Data records:

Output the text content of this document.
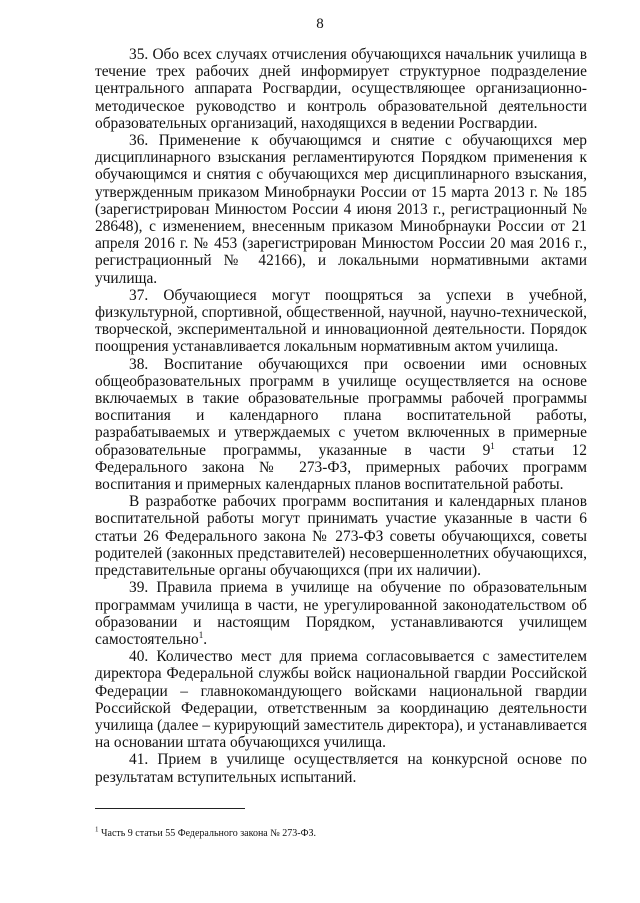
8

35. Обо всех случаях отчисления обучающихся начальник училища в течение трех рабочих дней информирует структурное подразделение центрального аппарата Росгвардии, осуществляющее организационно-методическое руководство и контроль образовательной деятельности образовательных организаций, находящихся в ведении Росгвардии.

36. Применение к обучающимся и снятие с обучающихся мер дисциплинарного взыскания регламентируются Порядком применения к обучающимся и снятия с обучающихся мер дисциплинарного взыскания, утвержденным приказом Минобрнауки России от 15 марта 2013 г. № 185 (зарегистрирован Минюстом России 4 июня 2013 г., регистрационный № 28648), с изменением, внесенным приказом Минобрнауки России от 21 апреля 2016 г. № 453 (зарегистрирован Минюстом России 20 мая 2016 г., регистрационный № 42166), и локальными нормативными актами училища.

37. Обучающиеся могут поощряться за успехи в учебной, физкультурной, спортивной, общественной, научной, научно-технической, творческой, экспериментальной и инновационной деятельности. Порядок поощрения устанавливается локальным нормативным актом училища.

38. Воспитание обучающихся при освоении ими основных общеобразовательных программ в училище осуществляется на основе включаемых в такие образовательные программы рабочей программы воспитания и календарного плана воспитательной работы, разрабатываемых и утверждаемых с учетом включенных в примерные образовательные программы, указанные в части $9^1$ статьи 12 Федерального закона № 273-ФЗ, примерных рабочих программ воспитания и примерных календарных планов воспитательной работы.

В разработке рабочих программ воспитания и календарных планов воспитательной работы могут принимать участие указанные в части 6 статьи 26 Федерального закона № 273-ФЗ советы обучающихся, советы родителей (законных представителей) несовершеннолетних обучающихся, представительные органы обучающихся (при их наличии).

39. Правила приема в училище на обучение по образовательным программам училища в части, не урегулированной законодательством об образовании и настоящим Порядком, устанавливаются училищем самостоятельно$^1$.

40. Количество мест для приема согласовывается с заместителем директора Федеральной службы войск национальной гвардии Российской Федерации – главнокомандующего войсками национальной гвардии Российской Федерации, ответственным за координацию деятельности училища (далее – курирующий заместитель директора), и устанавливается на основании штата обучающихся училища.

41. Прием в училище осуществляется на конкурсной основе по результатам вступительных испытаний.

$^1$ Часть 9 статьи 55 Федерального закона № 273-ФЗ.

SET PROBLEM: The material above must be printed exactly, with its pictures left out.

TASK RESULT:
Output the text content of this document.
8

35. Обо всех случаях отчисления обучающихся начальник училища в течение трех рабочих дней информирует структурное подразделение центрального аппарата Росгвардии, осуществляющее организационно-методическое руководство и контроль образовательной деятельности образовательных организаций, находящихся в ведении Росгвардии.

36. Применение к обучающимся и снятие с обучающихся мер дисциплинарного взыскания регламентируются Порядком применения к обучающимся и снятия с обучающихся мер дисциплинарного взыскания, утвержденным приказом Минобрнауки России от 15 марта 2013 г. № 185 (зарегистрирован Минюстом России 4 июня 2013 г., регистрационный № 28648), с изменением, внесенным приказом Минобрнауки России от 21 апреля 2016 г. № 453 (зарегистрирован Минюстом России 20 мая 2016 г., регистрационный № 42166), и локальными нормативными актами училища.

37. Обучающиеся могут поощряться за успехи в учебной, физкультурной, спортивной, общественной, научной, научно-технической, творческой, экспериментальной и инновационной деятельности. Порядок поощрения устанавливается локальным нормативным актом училища.

38. Воспитание обучающихся при освоении ими основных общеобразовательных программ в училище осуществляется на основе включаемых в такие образовательные программы рабочей программы воспитания и календарного плана воспитательной работы, разрабатываемых и утверждаемых с учетом включенных в примерные образовательные программы, указанные в части $9^1$ статьи 12 Федерального закона № 273-ФЗ, примерных рабочих программ воспитания и примерных календарных планов воспитательной работы.

В разработке рабочих программ воспитания и календарных планов воспитательной работы могут принимать участие указанные в части 6 статьи 26 Федерального закона № 273-ФЗ советы обучающихся, советы родителей (законных представителей) несовершеннолетних обучающихся, представительные органы обучающихся (при их наличии).

39. Правила приема в училище на обучение по образовательным программам училища в части, не урегулированной законодательством об образовании и настоящим Порядком, устанавливаются училищем самостоятельно$^1$.

40. Количество мест для приема согласовывается с заместителем директора Федеральной службы войск национальной гвардии Российской Федерации – главнокомандующего войсками национальной гвардии Российской Федерации, ответственным за координацию деятельности училища (далее – курирующий заместитель директора), и устанавливается на основании штата обучающихся училища.

41. Прием в училище осуществляется на конкурсной основе по результатам вступительных испытаний.

$^1$ Часть 9 статьи 55 Федерального закона № 273-ФЗ.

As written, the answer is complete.